*WHAT IS NEEDED*. Print the full listing exactly.

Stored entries
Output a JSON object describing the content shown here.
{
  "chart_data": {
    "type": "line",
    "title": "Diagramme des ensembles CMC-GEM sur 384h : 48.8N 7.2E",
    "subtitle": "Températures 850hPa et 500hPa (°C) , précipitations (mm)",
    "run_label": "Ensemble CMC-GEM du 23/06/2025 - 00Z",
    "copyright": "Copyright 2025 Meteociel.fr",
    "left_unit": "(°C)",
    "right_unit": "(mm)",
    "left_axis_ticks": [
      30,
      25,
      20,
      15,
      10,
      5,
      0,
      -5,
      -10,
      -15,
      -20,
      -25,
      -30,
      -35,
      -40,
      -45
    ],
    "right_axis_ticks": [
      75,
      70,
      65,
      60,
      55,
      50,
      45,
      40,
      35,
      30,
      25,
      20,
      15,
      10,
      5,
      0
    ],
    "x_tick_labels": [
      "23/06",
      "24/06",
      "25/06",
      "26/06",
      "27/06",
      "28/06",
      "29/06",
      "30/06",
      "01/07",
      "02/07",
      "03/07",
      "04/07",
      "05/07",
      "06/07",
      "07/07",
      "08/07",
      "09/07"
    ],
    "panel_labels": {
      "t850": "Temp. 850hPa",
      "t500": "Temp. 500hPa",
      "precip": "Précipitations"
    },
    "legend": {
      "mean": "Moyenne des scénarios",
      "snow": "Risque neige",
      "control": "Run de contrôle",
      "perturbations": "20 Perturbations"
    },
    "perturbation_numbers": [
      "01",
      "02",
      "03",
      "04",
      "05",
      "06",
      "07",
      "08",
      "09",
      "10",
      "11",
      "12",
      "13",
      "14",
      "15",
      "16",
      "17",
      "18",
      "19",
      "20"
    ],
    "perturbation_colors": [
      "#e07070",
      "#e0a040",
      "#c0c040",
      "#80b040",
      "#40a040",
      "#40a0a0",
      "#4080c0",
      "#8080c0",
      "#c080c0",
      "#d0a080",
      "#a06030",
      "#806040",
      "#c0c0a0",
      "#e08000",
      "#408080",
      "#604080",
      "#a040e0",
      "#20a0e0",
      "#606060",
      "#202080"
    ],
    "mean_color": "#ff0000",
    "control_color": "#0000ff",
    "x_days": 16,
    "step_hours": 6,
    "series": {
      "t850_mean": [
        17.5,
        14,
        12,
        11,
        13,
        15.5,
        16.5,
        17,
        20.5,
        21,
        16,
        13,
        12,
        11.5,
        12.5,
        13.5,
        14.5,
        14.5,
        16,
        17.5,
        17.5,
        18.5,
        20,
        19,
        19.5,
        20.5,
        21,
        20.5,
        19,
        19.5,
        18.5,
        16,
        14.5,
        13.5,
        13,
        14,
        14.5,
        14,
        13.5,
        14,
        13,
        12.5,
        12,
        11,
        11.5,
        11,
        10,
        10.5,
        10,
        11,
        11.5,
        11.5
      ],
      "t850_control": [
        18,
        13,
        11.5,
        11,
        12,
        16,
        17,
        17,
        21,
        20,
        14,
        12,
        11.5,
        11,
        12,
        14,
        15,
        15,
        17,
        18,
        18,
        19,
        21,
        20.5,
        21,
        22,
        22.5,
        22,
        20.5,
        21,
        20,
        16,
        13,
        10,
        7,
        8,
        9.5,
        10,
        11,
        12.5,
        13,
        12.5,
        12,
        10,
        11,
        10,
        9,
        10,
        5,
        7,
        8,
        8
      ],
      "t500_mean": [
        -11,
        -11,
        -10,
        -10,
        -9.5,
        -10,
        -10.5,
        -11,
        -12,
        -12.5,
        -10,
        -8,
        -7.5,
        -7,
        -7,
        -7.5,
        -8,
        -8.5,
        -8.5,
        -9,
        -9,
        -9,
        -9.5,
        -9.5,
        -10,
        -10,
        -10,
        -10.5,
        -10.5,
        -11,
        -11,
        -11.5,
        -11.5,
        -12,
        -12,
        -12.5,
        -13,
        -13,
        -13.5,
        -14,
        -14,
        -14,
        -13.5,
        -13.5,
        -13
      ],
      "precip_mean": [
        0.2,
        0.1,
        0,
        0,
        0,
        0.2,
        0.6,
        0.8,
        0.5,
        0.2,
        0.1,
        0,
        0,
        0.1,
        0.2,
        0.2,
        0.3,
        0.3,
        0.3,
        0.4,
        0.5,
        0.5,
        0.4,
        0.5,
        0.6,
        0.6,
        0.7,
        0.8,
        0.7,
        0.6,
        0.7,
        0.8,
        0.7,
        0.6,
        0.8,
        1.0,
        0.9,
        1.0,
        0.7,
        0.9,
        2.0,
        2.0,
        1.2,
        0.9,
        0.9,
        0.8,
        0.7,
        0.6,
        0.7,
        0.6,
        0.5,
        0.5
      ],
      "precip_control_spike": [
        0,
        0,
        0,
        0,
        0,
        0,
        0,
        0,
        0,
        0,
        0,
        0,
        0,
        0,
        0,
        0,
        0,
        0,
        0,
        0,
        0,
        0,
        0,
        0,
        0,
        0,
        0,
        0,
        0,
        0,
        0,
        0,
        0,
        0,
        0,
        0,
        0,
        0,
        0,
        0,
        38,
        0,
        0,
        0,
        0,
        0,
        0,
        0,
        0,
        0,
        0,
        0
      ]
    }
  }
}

*EXERCISE ANSWER*.
Output a JSON object describing the content shown here.
{
  "chart_data": {
    "type": "line",
    "title": "Diagramme des ensembles CMC-GEM sur 384h : 48.8N 7.2E",
    "subtitle": "Températures 850hPa et 500hPa (°C) , précipitations (mm)",
    "run_label": "Ensemble CMC-GEM du 23/06/2025 - 00Z",
    "copyright": "Copyright 2025 Meteociel.fr",
    "left_unit": "(°C)",
    "right_unit": "(mm)",
    "left_axis_ticks": [
      30,
      25,
      20,
      15,
      10,
      5,
      0,
      -5,
      -10,
      -15,
      -20,
      -25,
      -30,
      -35,
      -40,
      -45
    ],
    "right_axis_ticks": [
      75,
      70,
      65,
      60,
      55,
      50,
      45,
      40,
      35,
      30,
      25,
      20,
      15,
      10,
      5,
      0
    ],
    "x_tick_labels": [
      "23/06",
      "24/06",
      "25/06",
      "26/06",
      "27/06",
      "28/06",
      "29/06",
      "30/06",
      "01/07",
      "02/07",
      "03/07",
      "04/07",
      "05/07",
      "06/07",
      "07/07",
      "08/07",
      "09/07"
    ],
    "panel_labels": {
      "t850": "Temp. 850hPa",
      "t500": "Temp. 500hPa",
      "precip": "Précipitations"
    },
    "legend": {
      "mean": "Moyenne des scénarios",
      "snow": "Risque neige",
      "control": "Run de contrôle",
      "perturbations": "20 Perturbations"
    },
    "perturbation_numbers": [
      "01",
      "02",
      "03",
      "04",
      "05",
      "06",
      "07",
      "08",
      "09",
      "10",
      "11",
      "12",
      "13",
      "14",
      "15",
      "16",
      "17",
      "18",
      "19",
      "20"
    ],
    "perturbation_colors": [
      "#e07070",
      "#e0a040",
      "#c0c040",
      "#80b040",
      "#40a040",
      "#40a0a0",
      "#4080c0",
      "#8080c0",
      "#c080c0",
      "#d0a080",
      "#a06030",
      "#806040",
      "#c0c0a0",
      "#e08000",
      "#408080",
      "#604080",
      "#a040e0",
      "#20a0e0",
      "#606060",
      "#202080"
    ],
    "mean_color": "#ff0000",
    "control_color": "#0000ff",
    "x_days": 16,
    "step_hours": 6,
    "series": {
      "t850_mean": [
        17.5,
        14,
        12,
        11,
        13,
        15.5,
        16.5,
        17,
        20.5,
        21,
        16,
        13,
        12,
        11.5,
        12.5,
        13.5,
        14.5,
        14.5,
        16,
        17.5,
        17.5,
        18.5,
        20,
        19,
        19.5,
        20.5,
        21,
        20.5,
        19,
        19.5,
        18.5,
        16,
        14.5,
        13.5,
        13,
        14,
        14.5,
        14,
        13.5,
        14,
        13,
        12.5,
        12,
        11,
        11.5,
        11,
        10,
        10.5,
        10,
        11,
        11.5,
        11.5
      ],
      "t850_control": [
        18,
        13,
        11.5,
        11,
        12,
        16,
        17,
        17,
        21,
        20,
        14,
        12,
        11.5,
        11,
        12,
        14,
        15,
        15,
        17,
        18,
        18,
        19,
        21,
        20.5,
        21,
        22,
        22.5,
        22,
        20.5,
        21,
        20,
        16,
        13,
        10,
        7,
        8,
        9.5,
        10,
        11,
        12.5,
        13,
        12.5,
        12,
        10,
        11,
        10,
        9,
        10,
        5,
        7,
        8,
        8
      ],
      "t500_mean": [
        -11,
        -11,
        -10,
        -10,
        -9.5,
        -10,
        -10.5,
        -11,
        -12,
        -12.5,
        -10,
        -8,
        -7.5,
        -7,
        -7,
        -7.5,
        -8,
        -8.5,
        -8.5,
        -9,
        -9,
        -9,
        -9.5,
        -9.5,
        -10,
        -10,
        -10,
        -10.5,
        -10.5,
        -11,
        -11,
        -11.5,
        -11.5,
        -12,
        -12,
        -12.5,
        -13,
        -13,
        -13.5,
        -14,
        -14,
        -14,
        -13.5,
        -13.5,
        -13
      ],
      "precip_mean": [
        0.2,
        0.1,
        0,
        0,
        0,
        0.2,
        0.6,
        0.8,
        0.5,
        0.2,
        0.1,
        0,
        0,
        0.1,
        0.2,
        0.2,
        0.3,
        0.3,
        0.3,
        0.4,
        0.5,
        0.5,
        0.4,
        0.5,
        0.6,
        0.6,
        0.7,
        0.8,
        0.7,
        0.6,
        0.7,
        0.8,
        0.7,
        0.6,
        0.8,
        1.0,
        0.9,
        1.0,
        0.7,
        0.9,
        2.0,
        2.0,
        1.2,
        0.9,
        0.9,
        0.8,
        0.7,
        0.6,
        0.7,
        0.6,
        0.5,
        0.5
      ],
      "precip_control_spike": [
        0,
        0,
        0,
        0,
        0,
        0,
        0,
        0,
        0,
        0,
        0,
        0,
        0,
        0,
        0,
        0,
        0,
        0,
        0,
        0,
        0,
        0,
        0,
        0,
        0,
        0,
        0,
        0,
        0,
        0,
        0,
        0,
        0,
        0,
        0,
        0,
        0,
        0,
        0,
        0,
        38,
        0,
        0,
        0,
        0,
        0,
        0,
        0,
        0,
        0,
        0,
        0
      ]
    }
  }
}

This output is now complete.